## INSTRUCTIONS FOR THE TASK
Copy out every record below, word for word.

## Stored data
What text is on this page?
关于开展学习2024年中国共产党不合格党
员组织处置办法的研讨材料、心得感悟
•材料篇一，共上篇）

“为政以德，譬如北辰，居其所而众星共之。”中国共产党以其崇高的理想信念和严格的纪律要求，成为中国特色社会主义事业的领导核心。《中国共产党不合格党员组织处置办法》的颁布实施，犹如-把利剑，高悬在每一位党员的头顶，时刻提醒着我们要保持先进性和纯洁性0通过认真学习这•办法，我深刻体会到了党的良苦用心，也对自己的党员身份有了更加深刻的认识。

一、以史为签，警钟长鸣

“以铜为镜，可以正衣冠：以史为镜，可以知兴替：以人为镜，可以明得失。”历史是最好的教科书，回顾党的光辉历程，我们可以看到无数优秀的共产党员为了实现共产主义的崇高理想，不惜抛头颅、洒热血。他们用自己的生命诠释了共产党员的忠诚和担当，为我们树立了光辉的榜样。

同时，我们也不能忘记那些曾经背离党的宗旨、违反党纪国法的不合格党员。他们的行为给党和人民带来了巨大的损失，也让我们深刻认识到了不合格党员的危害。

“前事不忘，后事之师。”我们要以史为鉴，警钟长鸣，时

## WRITTEN SOLUTION
What text is on this page?
关于开展学习2024年中国共产党不合格党
员组织处置办法的研讨材料、心得感悟
•材料篇一，共上篇）

“为政以德，譬如北辰，居其所而众星共之。”中国共产党以其崇高的理想信念和严格的纪律要求，成为中国特色社会主义事业的领导核心。《中国共产党不合格党员组织处置办法》的颁布实施，犹如-把利剑，高悬在每一位党员的头顶，时刻提醒着我们要保持先进性和纯洁性0通过认真学习这•办法，我深刻体会到了党的良苦用心，也对自己的党员身份有了更加深刻的认识。

一、以史为签，警钟长鸣

“以铜为镜，可以正衣冠：以史为镜，可以知兴替：以人为镜，可以明得失。”历史是最好的教科书，回顾党的光辉历程，我们可以看到无数优秀的共产党员为了实现共产主义的崇高理想，不惜抛头颅、洒热血。他们用自己的生命诠释了共产党员的忠诚和担当，为我们树立了光辉的榜样。

同时，我们也不能忘记那些曾经背离党的宗旨、违反党纪国法的不合格党员。他们的行为给党和人民带来了巨大的损失，也让我们深刻认识到了不合格党员的危害。

“前事不忘，后事之师。”我们要以史为鉴，警钟长鸣，时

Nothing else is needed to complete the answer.